--- begin ---

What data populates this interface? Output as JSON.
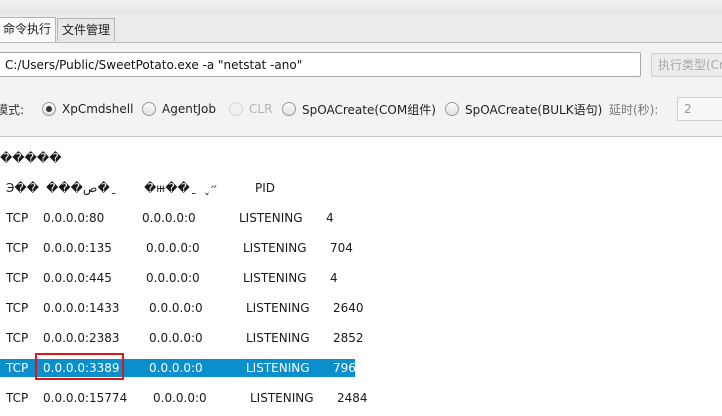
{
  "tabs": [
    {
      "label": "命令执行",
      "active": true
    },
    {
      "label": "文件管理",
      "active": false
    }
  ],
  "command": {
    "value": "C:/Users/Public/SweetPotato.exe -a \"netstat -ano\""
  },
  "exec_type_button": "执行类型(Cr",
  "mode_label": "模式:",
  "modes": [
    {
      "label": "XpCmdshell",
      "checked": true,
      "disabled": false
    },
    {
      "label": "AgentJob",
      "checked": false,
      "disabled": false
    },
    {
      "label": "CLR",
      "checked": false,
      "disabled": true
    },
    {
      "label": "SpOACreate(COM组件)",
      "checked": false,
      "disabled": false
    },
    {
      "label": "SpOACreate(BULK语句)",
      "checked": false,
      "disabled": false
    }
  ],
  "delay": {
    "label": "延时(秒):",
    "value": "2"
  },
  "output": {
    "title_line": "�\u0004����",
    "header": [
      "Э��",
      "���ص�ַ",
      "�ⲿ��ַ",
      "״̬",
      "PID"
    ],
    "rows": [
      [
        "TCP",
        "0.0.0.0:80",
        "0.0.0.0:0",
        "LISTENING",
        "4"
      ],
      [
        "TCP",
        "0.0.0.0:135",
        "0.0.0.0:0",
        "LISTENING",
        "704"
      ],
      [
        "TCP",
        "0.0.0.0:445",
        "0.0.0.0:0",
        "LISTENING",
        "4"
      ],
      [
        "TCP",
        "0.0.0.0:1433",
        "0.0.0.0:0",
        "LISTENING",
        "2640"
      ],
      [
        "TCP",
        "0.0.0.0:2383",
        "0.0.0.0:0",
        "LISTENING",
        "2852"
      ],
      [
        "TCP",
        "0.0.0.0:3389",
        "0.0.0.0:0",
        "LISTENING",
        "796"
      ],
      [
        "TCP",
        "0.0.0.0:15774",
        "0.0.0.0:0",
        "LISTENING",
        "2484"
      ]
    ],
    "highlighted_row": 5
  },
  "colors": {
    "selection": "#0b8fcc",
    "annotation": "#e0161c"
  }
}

--- end ---

- _Exercise description_
All entries must be written out again exactly as given, with no pictures in the copy.

- _Response to this exercise_
What data populates this interface? Output as JSON.
{
  "tabs": [
    {
      "label": "命令执行",
      "active": true
    },
    {
      "label": "文件管理",
      "active": false
    }
  ],
  "command": {
    "value": "C:/Users/Public/SweetPotato.exe -a \"netstat -ano\""
  },
  "exec_type_button": "执行类型(Cr",
  "mode_label": "模式:",
  "modes": [
    {
      "label": "XpCmdshell",
      "checked": true,
      "disabled": false
    },
    {
      "label": "AgentJob",
      "checked": false,
      "disabled": false
    },
    {
      "label": "CLR",
      "checked": false,
      "disabled": true
    },
    {
      "label": "SpOACreate(COM组件)",
      "checked": false,
      "disabled": false
    },
    {
      "label": "SpOACreate(BULK语句)",
      "checked": false,
      "disabled": false
    }
  ],
  "delay": {
    "label": "延时(秒):",
    "value": "2"
  },
  "output": {
    "title_line": "�\u0004����",
    "header": [
      "Э��",
      "���ص�ַ",
      "�ⲿ��ַ",
      "״̬",
      "PID"
    ],
    "rows": [
      [
        "TCP",
        "0.0.0.0:80",
        "0.0.0.0:0",
        "LISTENING",
        "4"
      ],
      [
        "TCP",
        "0.0.0.0:135",
        "0.0.0.0:0",
        "LISTENING",
        "704"
      ],
      [
        "TCP",
        "0.0.0.0:445",
        "0.0.0.0:0",
        "LISTENING",
        "4"
      ],
      [
        "TCP",
        "0.0.0.0:1433",
        "0.0.0.0:0",
        "LISTENING",
        "2640"
      ],
      [
        "TCP",
        "0.0.0.0:2383",
        "0.0.0.0:0",
        "LISTENING",
        "2852"
      ],
      [
        "TCP",
        "0.0.0.0:3389",
        "0.0.0.0:0",
        "LISTENING",
        "796"
      ],
      [
        "TCP",
        "0.0.0.0:15774",
        "0.0.0.0:0",
        "LISTENING",
        "2484"
      ]
    ],
    "highlighted_row": 5
  },
  "colors": {
    "selection": "#0b8fcc",
    "annotation": "#e0161c"
  }
}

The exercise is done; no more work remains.